## start Data lines
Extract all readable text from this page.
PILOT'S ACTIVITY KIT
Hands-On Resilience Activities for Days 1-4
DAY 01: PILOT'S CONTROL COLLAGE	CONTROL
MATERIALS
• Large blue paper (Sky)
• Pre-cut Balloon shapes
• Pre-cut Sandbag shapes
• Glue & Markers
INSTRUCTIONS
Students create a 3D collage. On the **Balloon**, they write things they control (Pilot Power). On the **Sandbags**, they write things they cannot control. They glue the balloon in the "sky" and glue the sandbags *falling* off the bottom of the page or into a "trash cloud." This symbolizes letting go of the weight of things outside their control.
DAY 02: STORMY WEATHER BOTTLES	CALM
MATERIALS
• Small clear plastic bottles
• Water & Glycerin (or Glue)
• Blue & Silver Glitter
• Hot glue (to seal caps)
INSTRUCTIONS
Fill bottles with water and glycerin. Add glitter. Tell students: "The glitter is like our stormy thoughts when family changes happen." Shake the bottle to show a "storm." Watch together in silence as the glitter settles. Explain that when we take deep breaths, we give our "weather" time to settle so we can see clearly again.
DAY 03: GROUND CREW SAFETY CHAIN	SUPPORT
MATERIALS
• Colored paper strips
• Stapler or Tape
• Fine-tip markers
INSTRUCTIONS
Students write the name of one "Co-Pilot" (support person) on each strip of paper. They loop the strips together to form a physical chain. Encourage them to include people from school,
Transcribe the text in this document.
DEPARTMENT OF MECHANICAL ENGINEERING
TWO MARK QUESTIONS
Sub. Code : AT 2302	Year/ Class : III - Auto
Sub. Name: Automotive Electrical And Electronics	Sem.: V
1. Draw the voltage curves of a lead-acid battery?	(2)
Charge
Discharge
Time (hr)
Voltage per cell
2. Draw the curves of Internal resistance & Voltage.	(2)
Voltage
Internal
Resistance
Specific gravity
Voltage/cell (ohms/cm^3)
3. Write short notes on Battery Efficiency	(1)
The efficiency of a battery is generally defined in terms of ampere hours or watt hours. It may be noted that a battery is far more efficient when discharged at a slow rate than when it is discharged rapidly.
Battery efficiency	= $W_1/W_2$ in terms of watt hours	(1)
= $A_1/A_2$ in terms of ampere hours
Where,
## end Data lines
#### [What is being asked]
Return every line exactly.

#### [Answer to this exercise]
Extract all readable text from this page.
PILOT'S ACTIVITY KIT
Hands-On Resilience Activities for Days 1-4
DAY 01: PILOT'S CONTROL COLLAGE	CONTROL
MATERIALS
• Large blue paper (Sky)
• Pre-cut Balloon shapes
• Pre-cut Sandbag shapes
• Glue & Markers
INSTRUCTIONS
Students create a 3D collage. On the **Balloon**, they write things they control (Pilot Power). On the **Sandbags**, they write things they cannot control. They glue the balloon in the "sky" and glue the sandbags *falling* off the bottom of the page or into a "trash cloud." This symbolizes letting go of the weight of things outside their control.
DAY 02: STORMY WEATHER BOTTLES	CALM
MATERIALS
• Small clear plastic bottles
• Water & Glycerin (or Glue)
• Blue & Silver Glitter
• Hot glue (to seal caps)
INSTRUCTIONS
Fill bottles with water and glycerin. Add glitter. Tell students: "The glitter is like our stormy thoughts when family changes happen." Shake the bottle to show a "storm." Watch together in silence as the glitter settles. Explain that when we take deep breaths, we give our "weather" time to settle so we can see clearly again.
DAY 03: GROUND CREW SAFETY CHAIN	SUPPORT
MATERIALS
• Colored paper strips
• Stapler or Tape
• Fine-tip markers
INSTRUCTIONS
Students write the name of one "Co-Pilot" (support person) on each strip of paper. They loop the strips together to form a physical chain. Encourage them to include people from school,
Transcribe the text in this document.
DEPARTMENT OF MECHANICAL ENGINEERING
TWO MARK QUESTIONS
Sub. Code : AT 2302	Year/ Class : III - Auto
Sub. Name: Automotive Electrical And Electronics	Sem.: V
1. Draw the voltage curves of a lead-acid battery?	(2)
Charge
Discharge
Time (hr)
Voltage per cell
2. Draw the curves of Internal resistance & Voltage.	(2)
Voltage
Internal
Resistance
Specific gravity
Voltage/cell (ohms/cm^3)
3. Write short notes on Battery Efficiency	(1)
The efficiency of a battery is generally defined in terms of ampere hours or watt hours. It may be noted that a battery is far more efficient when discharged at a slow rate than when it is discharged rapidly.
Battery efficiency	= $W_1/W_2$ in terms of watt hours	(1)
= $A_1/A_2$ in terms of ampere hours
Where,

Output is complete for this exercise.